WORK TO BE COMPLETED =
Copy all of the records below verbatim.

INPUT MATERIAL =
»»

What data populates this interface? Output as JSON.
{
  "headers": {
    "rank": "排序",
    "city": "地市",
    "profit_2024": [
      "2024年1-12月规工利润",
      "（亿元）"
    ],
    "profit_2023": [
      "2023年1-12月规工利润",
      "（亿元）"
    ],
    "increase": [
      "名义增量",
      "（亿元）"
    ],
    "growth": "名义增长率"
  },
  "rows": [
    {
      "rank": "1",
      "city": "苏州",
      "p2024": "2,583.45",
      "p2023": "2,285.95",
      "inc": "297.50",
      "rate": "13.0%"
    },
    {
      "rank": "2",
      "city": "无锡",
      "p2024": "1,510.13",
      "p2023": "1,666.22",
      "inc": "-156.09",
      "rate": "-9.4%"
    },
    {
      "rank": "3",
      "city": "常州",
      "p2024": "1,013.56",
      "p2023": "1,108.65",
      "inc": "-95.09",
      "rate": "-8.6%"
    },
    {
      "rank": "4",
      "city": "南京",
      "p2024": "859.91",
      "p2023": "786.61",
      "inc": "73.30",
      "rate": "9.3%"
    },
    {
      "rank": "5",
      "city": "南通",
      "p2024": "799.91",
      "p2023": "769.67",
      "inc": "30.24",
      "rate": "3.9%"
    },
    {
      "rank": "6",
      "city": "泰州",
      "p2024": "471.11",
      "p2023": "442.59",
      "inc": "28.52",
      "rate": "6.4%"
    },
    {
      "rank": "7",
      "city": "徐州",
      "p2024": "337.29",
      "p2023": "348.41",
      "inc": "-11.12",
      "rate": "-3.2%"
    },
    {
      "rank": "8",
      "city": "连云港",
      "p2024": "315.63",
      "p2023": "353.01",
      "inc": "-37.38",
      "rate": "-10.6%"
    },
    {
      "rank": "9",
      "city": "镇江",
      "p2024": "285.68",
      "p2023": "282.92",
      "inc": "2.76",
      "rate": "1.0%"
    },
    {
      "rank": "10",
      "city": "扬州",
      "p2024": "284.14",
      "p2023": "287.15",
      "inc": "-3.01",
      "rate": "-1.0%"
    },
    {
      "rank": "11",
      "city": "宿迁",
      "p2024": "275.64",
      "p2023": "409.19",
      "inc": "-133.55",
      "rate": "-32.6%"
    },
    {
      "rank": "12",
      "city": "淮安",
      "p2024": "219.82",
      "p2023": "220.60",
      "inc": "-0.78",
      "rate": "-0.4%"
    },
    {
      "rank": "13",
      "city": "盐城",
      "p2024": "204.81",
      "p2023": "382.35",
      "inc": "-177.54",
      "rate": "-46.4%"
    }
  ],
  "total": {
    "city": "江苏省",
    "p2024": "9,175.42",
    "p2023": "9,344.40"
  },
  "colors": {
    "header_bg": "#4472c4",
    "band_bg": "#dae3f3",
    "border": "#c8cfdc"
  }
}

««

TASK RESULT =
What data populates this interface? Output as JSON.
{
  "headers": {
    "rank": "排序",
    "city": "地市",
    "profit_2024": [
      "2024年1-12月规工利润",
      "（亿元）"
    ],
    "profit_2023": [
      "2023年1-12月规工利润",
      "（亿元）"
    ],
    "increase": [
      "名义增量",
      "（亿元）"
    ],
    "growth": "名义增长率"
  },
  "rows": [
    {
      "rank": "1",
      "city": "苏州",
      "p2024": "2,583.45",
      "p2023": "2,285.95",
      "inc": "297.50",
      "rate": "13.0%"
    },
    {
      "rank": "2",
      "city": "无锡",
      "p2024": "1,510.13",
      "p2023": "1,666.22",
      "inc": "-156.09",
      "rate": "-9.4%"
    },
    {
      "rank": "3",
      "city": "常州",
      "p2024": "1,013.56",
      "p2023": "1,108.65",
      "inc": "-95.09",
      "rate": "-8.6%"
    },
    {
      "rank": "4",
      "city": "南京",
      "p2024": "859.91",
      "p2023": "786.61",
      "inc": "73.30",
      "rate": "9.3%"
    },
    {
      "rank": "5",
      "city": "南通",
      "p2024": "799.91",
      "p2023": "769.67",
      "inc": "30.24",
      "rate": "3.9%"
    },
    {
      "rank": "6",
      "city": "泰州",
      "p2024": "471.11",
      "p2023": "442.59",
      "inc": "28.52",
      "rate": "6.4%"
    },
    {
      "rank": "7",
      "city": "徐州",
      "p2024": "337.29",
      "p2023": "348.41",
      "inc": "-11.12",
      "rate": "-3.2%"
    },
    {
      "rank": "8",
      "city": "连云港",
      "p2024": "315.63",
      "p2023": "353.01",
      "inc": "-37.38",
      "rate": "-10.6%"
    },
    {
      "rank": "9",
      "city": "镇江",
      "p2024": "285.68",
      "p2023": "282.92",
      "inc": "2.76",
      "rate": "1.0%"
    },
    {
      "rank": "10",
      "city": "扬州",
      "p2024": "284.14",
      "p2023": "287.15",
      "inc": "-3.01",
      "rate": "-1.0%"
    },
    {
      "rank": "11",
      "city": "宿迁",
      "p2024": "275.64",
      "p2023": "409.19",
      "inc": "-133.55",
      "rate": "-32.6%"
    },
    {
      "rank": "12",
      "city": "淮安",
      "p2024": "219.82",
      "p2023": "220.60",
      "inc": "-0.78",
      "rate": "-0.4%"
    },
    {
      "rank": "13",
      "city": "盐城",
      "p2024": "204.81",
      "p2023": "382.35",
      "inc": "-177.54",
      "rate": "-46.4%"
    }
  ],
  "total": {
    "city": "江苏省",
    "p2024": "9,175.42",
    "p2023": "9,344.40"
  },
  "colors": {
    "header_bg": "#4472c4",
    "band_bg": "#dae3f3",
    "border": "#c8cfdc"
  }
}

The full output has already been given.